▸ **Task statement**
Pick out the lines containing "JSON".

-- Stored records start --

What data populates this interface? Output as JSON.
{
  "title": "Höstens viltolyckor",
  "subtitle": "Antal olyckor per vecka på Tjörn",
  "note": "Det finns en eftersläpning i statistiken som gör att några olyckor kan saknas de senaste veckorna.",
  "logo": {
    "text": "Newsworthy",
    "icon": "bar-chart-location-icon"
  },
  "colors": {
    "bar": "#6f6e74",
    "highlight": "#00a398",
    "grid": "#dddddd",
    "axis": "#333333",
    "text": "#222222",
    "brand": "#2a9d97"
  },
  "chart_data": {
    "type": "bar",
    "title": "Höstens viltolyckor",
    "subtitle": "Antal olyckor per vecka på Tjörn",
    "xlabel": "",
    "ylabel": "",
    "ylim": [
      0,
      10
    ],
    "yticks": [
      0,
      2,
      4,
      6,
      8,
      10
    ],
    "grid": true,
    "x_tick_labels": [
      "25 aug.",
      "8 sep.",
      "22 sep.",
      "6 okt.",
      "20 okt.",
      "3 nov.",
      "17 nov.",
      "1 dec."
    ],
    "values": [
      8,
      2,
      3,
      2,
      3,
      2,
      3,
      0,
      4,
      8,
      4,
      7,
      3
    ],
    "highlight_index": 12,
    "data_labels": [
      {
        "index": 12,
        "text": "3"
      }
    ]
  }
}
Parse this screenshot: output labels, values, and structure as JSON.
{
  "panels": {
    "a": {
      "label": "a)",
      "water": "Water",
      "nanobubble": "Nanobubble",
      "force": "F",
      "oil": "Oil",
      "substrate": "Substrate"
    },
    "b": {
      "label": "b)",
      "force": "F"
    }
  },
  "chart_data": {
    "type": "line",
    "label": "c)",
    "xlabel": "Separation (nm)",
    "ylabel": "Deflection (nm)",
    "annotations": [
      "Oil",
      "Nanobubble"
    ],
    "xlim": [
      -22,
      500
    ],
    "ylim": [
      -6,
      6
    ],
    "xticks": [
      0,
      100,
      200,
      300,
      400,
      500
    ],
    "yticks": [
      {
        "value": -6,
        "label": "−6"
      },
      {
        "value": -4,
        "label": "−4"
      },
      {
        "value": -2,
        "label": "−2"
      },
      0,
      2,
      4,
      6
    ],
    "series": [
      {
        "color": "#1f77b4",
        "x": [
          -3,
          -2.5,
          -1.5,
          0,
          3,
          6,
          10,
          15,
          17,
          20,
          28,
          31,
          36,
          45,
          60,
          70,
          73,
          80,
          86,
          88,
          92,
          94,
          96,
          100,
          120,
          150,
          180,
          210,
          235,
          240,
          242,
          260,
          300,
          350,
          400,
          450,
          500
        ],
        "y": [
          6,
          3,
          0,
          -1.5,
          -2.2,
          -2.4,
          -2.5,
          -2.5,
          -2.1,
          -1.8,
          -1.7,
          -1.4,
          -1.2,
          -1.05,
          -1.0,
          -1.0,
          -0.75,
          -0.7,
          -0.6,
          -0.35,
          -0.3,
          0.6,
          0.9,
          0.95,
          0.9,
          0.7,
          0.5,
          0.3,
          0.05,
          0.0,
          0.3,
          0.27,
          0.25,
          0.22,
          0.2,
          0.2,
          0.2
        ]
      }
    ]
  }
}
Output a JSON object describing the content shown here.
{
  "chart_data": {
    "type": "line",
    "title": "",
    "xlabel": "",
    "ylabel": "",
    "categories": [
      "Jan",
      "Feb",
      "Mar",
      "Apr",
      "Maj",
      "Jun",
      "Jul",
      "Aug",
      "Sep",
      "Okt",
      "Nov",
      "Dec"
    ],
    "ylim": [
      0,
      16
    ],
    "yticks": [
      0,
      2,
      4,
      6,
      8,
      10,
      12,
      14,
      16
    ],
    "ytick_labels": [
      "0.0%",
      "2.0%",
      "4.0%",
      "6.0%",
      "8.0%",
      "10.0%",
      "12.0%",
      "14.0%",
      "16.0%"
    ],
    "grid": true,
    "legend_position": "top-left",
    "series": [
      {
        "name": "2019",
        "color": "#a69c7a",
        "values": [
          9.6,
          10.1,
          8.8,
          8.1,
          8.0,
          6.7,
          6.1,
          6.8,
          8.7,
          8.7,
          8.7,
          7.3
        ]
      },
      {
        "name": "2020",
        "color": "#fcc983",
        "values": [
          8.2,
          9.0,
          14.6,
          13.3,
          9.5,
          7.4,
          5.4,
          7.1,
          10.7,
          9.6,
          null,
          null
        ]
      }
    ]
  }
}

-- Stored records end --

▸ **Result of this task**
What data populates this interface? Output as JSON.
Parse this screenshot: output labels, values, and structure as JSON.
Output a JSON object describing the content shown here.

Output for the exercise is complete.